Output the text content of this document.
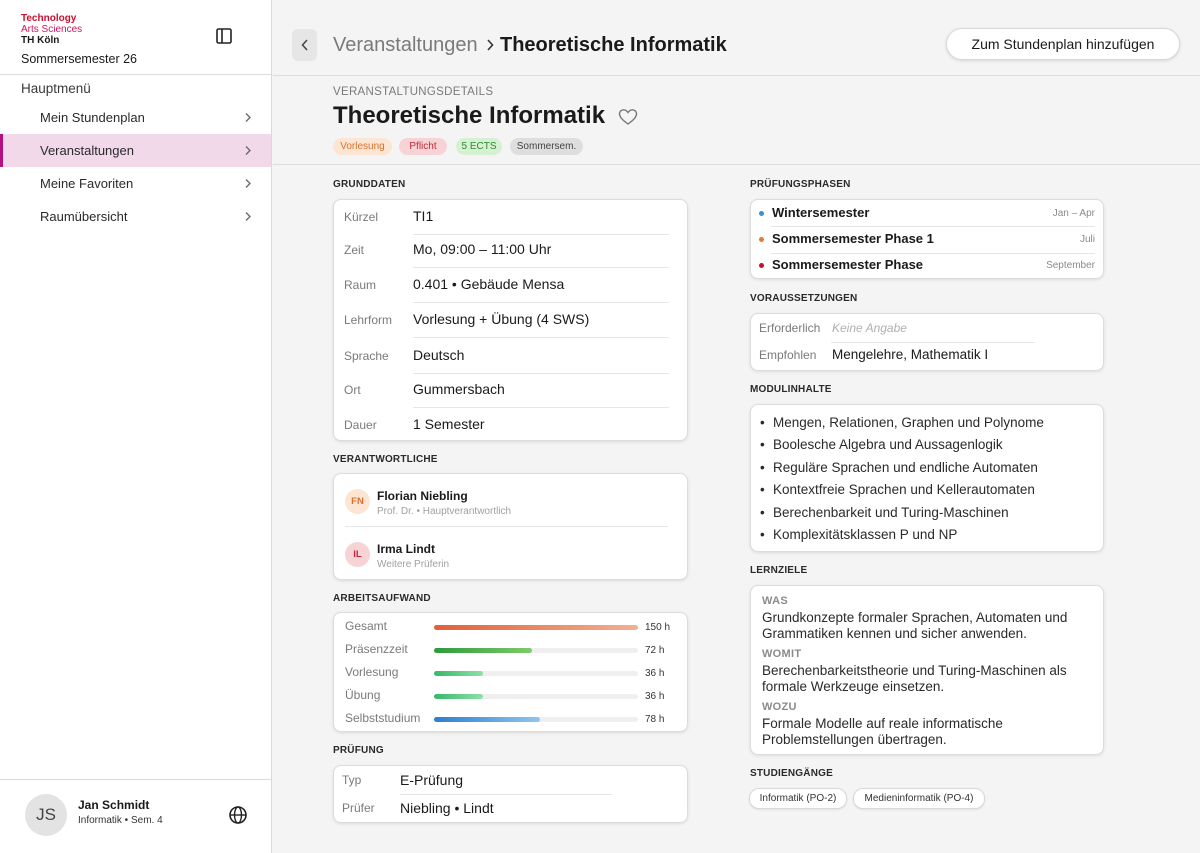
Technology
Arts Sciences
TH Köln
Sommersemester 26
Hauptmenü
Mein Stundenplan
Veranstaltungen
Meine Favoriten
Raumübersicht
JS	Jan Schmidt
Informatik • Sem. 4
Veranstaltungen Theoretische Informatik	Zum Stundenplan hinzufügen
VERANSTALTUNGSDETAILS
Theoretische Informatik
Vorlesung	Pflicht	5 ECTS	Sommersem.
GRUNDDATEN
Kürzel TI1
Zeit	Mo, 09:00 – 11:00 Uhr
Raum	0.401 • Gebäude Mensa
Lehrform Vorlesung + Übung (4 SWS)
Sprache Deutsch
Ort	Gummersbach
Dauer	1 Semester
VERANTWORTLICHE
FN	Florian Niebling
Prof. Dr. • Hauptverantwortlich
IL	Irma Lindt
Weitere Prüferin
ARBEITSAUFWAND
Gesamt	150 h
Präsenzzeit	72 h
Vorlesung	36 h
Übung	36 h
Selbststudium	78 h
PRÜFUNG
Typ	E-Prüfung
Prüfer Niebling • Lindt
PRÜFUNGSPHASEN
Wintersemester	Jan – Apr
Sommersemester Phase 1	Juli
Sommersemester Phase	September
VORAUSSETZUNGEN
Erforderlich Keine Angabe
Empfohlen Mengelehre, Mathematik I
MODULINHALTE
• Mengen, Relationen, Graphen und Polynome
• Boolesche Algebra und Aussagenlogik
• Reguläre Sprachen und endliche Automaten
• Kontextfreie Sprachen und Kellerautomaten
• Berechenbarkeit und Turing-Maschinen
• Komplexitätsklassen P und NP
LERNZIELE
WAS
Grundkonzepte formaler Sprachen, Automaten und Grammatiken kennen und sicher anwenden.
WOMIT
Berechenbarkeitstheorie und Turing-Maschinen als formale Werkzeuge einsetzen.
WOZU
Formale Modelle auf reale informatische Problemstellungen übertragen.
STUDIENGÄNGE
Informatik (PO-2)	Medieninformatik (PO-4)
━━━
Stated goal: Quote the listing above in full, except for the pictures.

Response to this task:
Output the text content of this document.
Technology
Arts Sciences
TH Köln
Sommersemester 26
Hauptmenü
Mein Stundenplan
Veranstaltungen
Meine Favoriten
Raumübersicht
JS	Jan Schmidt
Informatik • Sem. 4
Veranstaltungen Theoretische Informatik	Zum Stundenplan hinzufügen
VERANSTALTUNGSDETAILS
Theoretische Informatik
Vorlesung	Pflicht	5 ECTS	Sommersem.
GRUNDDATEN
Kürzel TI1
Zeit	Mo, 09:00 – 11:00 Uhr
Raum	0.401 • Gebäude Mensa
Lehrform Vorlesung + Übung (4 SWS)
Sprache Deutsch
Ort	Gummersbach
Dauer	1 Semester
VERANTWORTLICHE
FN	Florian Niebling
Prof. Dr. • Hauptverantwortlich
IL	Irma Lindt
Weitere Prüferin
ARBEITSAUFWAND
Gesamt	150 h
Präsenzzeit	72 h
Vorlesung	36 h
Übung	36 h
Selbststudium	78 h
PRÜFUNG
Typ	E-Prüfung
Prüfer Niebling • Lindt
PRÜFUNGSPHASEN
Wintersemester	Jan – Apr
Sommersemester Phase 1	Juli
Sommersemester Phase	September
VORAUSSETZUNGEN
Erforderlich Keine Angabe
Empfohlen Mengelehre, Mathematik I
MODULINHALTE
• Mengen, Relationen, Graphen und Polynome
• Boolesche Algebra und Aussagenlogik
• Reguläre Sprachen und endliche Automaten
• Kontextfreie Sprachen und Kellerautomaten
• Berechenbarkeit und Turing-Maschinen
• Komplexitätsklassen P und NP
LERNZIELE
WAS
Grundkonzepte formaler Sprachen, Automaten und Grammatiken kennen und sicher anwenden.
WOMIT
Berechenbarkeitstheorie und Turing-Maschinen als formale Werkzeuge einsetzen.
WOZU
Formale Modelle auf reale informatische Problemstellungen übertragen.
STUDIENGÄNGE
Informatik (PO-2)	Medieninformatik (PO-4)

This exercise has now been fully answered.